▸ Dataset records

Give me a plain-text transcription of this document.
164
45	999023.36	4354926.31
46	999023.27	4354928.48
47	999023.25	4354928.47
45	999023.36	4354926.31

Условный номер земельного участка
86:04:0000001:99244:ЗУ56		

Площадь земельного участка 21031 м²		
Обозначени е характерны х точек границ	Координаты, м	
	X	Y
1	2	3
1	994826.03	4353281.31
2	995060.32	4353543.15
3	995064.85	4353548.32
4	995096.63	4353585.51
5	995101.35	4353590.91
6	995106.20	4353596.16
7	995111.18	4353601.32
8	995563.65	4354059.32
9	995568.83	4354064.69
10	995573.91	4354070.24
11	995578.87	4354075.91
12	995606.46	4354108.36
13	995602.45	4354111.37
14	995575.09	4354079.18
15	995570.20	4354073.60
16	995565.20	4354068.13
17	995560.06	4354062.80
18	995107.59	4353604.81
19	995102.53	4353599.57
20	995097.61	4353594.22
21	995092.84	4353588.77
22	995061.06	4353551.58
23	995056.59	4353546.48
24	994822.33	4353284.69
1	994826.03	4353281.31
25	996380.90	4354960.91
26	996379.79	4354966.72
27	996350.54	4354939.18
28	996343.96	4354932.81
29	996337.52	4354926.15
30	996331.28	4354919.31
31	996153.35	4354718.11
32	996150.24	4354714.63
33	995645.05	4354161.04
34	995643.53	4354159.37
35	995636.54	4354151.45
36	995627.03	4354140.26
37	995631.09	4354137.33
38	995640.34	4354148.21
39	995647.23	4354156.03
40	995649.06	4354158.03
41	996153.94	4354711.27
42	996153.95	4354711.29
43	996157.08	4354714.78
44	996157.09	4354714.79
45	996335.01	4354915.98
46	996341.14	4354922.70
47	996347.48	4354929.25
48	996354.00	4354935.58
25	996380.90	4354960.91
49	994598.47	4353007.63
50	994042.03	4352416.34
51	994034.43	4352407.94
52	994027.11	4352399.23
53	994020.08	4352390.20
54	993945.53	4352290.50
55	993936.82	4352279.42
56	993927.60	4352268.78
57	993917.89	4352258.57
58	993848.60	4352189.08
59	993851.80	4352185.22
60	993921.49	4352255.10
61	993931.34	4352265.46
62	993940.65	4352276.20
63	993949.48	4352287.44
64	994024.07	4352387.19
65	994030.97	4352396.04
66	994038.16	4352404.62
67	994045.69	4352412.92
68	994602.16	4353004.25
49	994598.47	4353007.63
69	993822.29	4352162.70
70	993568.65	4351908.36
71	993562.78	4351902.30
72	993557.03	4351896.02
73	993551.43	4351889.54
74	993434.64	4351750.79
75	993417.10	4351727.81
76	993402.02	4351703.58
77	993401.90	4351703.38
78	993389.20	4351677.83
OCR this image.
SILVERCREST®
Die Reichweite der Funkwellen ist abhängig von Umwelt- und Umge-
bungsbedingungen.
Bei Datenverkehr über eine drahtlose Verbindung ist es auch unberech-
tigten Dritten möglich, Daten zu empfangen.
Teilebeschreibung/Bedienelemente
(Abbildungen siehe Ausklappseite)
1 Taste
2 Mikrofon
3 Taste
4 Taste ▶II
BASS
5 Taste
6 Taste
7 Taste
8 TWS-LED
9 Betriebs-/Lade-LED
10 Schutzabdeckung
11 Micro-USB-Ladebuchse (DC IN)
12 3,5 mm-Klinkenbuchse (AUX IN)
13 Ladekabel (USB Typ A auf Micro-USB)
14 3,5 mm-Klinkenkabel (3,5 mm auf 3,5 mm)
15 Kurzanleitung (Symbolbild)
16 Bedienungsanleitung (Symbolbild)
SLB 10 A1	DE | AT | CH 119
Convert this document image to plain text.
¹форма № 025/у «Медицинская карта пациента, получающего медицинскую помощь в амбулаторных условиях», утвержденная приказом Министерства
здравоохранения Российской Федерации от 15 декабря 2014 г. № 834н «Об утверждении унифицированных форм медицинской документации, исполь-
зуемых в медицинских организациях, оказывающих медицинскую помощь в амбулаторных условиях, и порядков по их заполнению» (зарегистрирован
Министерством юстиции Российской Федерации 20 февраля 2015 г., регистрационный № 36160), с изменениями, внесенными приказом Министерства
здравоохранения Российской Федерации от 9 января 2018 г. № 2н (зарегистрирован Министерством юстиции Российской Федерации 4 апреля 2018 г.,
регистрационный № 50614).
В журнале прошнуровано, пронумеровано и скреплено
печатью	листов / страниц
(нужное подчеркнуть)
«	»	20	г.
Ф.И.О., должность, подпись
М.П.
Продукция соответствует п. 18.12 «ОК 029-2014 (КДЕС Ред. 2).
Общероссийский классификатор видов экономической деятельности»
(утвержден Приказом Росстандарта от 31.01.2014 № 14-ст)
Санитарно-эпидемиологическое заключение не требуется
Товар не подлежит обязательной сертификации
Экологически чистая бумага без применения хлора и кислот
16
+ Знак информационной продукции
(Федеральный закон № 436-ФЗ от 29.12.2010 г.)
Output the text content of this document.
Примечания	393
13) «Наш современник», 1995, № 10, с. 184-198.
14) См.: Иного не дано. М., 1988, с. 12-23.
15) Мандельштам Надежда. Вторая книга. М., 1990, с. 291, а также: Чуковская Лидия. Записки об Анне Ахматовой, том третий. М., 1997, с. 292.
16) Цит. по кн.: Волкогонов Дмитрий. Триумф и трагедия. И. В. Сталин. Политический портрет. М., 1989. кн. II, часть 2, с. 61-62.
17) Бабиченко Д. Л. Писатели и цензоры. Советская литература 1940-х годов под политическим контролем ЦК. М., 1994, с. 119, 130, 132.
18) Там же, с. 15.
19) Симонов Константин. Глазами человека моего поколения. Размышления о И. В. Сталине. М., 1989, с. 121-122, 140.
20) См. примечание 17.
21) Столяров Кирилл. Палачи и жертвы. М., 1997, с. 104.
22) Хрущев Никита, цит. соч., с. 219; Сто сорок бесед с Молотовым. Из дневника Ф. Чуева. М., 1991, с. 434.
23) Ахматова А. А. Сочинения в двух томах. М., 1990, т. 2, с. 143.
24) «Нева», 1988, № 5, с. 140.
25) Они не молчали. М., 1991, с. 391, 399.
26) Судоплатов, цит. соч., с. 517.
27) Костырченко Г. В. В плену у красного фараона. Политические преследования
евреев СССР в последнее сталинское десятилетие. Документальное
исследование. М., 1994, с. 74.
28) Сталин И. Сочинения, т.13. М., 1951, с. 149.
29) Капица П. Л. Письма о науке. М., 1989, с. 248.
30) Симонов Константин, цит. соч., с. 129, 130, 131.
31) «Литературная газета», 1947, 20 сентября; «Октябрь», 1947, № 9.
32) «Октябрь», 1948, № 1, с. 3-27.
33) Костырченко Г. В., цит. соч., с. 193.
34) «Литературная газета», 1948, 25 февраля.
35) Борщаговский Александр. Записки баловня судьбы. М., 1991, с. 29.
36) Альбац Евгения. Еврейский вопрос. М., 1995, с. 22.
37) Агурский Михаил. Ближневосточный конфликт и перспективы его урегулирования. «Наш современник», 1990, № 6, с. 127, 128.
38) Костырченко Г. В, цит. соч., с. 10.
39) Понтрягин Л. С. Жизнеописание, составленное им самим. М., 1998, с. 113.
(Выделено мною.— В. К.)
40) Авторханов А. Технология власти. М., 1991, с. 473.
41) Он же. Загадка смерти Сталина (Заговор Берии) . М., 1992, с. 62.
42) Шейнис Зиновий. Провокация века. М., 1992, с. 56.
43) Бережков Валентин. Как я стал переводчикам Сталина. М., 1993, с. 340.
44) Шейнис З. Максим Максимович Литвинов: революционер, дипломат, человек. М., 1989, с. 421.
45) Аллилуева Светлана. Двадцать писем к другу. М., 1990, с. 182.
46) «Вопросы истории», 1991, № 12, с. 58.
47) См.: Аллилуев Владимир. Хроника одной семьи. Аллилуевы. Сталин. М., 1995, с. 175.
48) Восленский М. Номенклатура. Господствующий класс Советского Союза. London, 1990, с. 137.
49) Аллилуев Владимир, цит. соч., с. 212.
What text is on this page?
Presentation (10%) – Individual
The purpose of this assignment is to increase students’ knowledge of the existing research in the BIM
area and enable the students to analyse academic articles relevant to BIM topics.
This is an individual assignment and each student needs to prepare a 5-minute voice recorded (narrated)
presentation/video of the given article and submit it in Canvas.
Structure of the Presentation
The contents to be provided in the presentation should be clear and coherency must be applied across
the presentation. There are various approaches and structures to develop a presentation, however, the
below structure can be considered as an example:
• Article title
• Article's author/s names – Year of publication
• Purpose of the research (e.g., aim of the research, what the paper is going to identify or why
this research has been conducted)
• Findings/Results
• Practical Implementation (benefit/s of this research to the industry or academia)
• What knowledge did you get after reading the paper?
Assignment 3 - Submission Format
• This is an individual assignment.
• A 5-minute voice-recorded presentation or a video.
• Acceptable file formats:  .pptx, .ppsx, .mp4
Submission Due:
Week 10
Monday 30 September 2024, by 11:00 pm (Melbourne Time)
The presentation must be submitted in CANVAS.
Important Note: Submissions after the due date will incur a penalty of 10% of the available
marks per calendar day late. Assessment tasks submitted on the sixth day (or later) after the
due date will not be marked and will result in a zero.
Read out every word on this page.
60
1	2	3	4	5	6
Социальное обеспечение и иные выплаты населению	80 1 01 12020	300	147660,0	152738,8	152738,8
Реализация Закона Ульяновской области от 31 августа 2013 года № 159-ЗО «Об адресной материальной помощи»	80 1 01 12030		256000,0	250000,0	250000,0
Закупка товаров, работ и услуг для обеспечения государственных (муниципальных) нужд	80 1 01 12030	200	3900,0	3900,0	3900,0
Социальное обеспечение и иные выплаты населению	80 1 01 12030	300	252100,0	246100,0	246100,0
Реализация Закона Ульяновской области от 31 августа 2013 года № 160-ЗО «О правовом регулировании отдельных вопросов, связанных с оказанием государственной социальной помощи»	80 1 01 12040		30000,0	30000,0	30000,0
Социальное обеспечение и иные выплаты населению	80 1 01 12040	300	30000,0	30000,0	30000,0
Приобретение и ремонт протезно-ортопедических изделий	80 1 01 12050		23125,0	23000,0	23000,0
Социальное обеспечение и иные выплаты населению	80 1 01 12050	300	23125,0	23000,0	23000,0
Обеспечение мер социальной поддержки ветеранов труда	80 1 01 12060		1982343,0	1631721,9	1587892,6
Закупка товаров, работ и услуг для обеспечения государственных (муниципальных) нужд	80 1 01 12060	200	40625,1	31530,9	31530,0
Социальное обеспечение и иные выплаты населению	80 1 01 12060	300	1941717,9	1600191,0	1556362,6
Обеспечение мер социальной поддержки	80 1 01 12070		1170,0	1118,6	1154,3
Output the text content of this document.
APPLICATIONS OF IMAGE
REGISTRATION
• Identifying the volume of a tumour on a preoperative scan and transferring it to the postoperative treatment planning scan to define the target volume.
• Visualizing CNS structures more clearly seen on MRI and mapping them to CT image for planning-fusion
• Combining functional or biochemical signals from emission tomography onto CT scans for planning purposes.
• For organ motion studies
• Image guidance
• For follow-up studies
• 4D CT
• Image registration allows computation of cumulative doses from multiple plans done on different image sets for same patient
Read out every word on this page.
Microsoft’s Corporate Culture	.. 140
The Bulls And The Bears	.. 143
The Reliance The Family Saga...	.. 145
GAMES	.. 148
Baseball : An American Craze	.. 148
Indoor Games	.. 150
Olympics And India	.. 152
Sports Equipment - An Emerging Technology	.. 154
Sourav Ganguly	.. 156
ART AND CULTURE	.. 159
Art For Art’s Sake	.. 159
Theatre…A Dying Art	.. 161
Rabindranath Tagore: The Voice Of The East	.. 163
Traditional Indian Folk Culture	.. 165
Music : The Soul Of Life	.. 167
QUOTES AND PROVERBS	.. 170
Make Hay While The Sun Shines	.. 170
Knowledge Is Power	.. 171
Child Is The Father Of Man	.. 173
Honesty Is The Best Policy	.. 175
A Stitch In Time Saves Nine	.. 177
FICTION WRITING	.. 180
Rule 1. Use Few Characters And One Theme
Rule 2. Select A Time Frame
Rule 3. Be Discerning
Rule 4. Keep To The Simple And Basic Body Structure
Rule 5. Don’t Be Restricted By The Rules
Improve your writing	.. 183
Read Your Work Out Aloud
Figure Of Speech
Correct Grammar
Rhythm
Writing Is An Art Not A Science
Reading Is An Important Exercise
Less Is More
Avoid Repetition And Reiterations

▸ Requirement
Where a line in the entries holds "submitted", copy that line.

▸ Result
The presentation must be submitted in CANVAS.
marks per calendar day late. Assessment tasks submitted on the sixth day (or later) after the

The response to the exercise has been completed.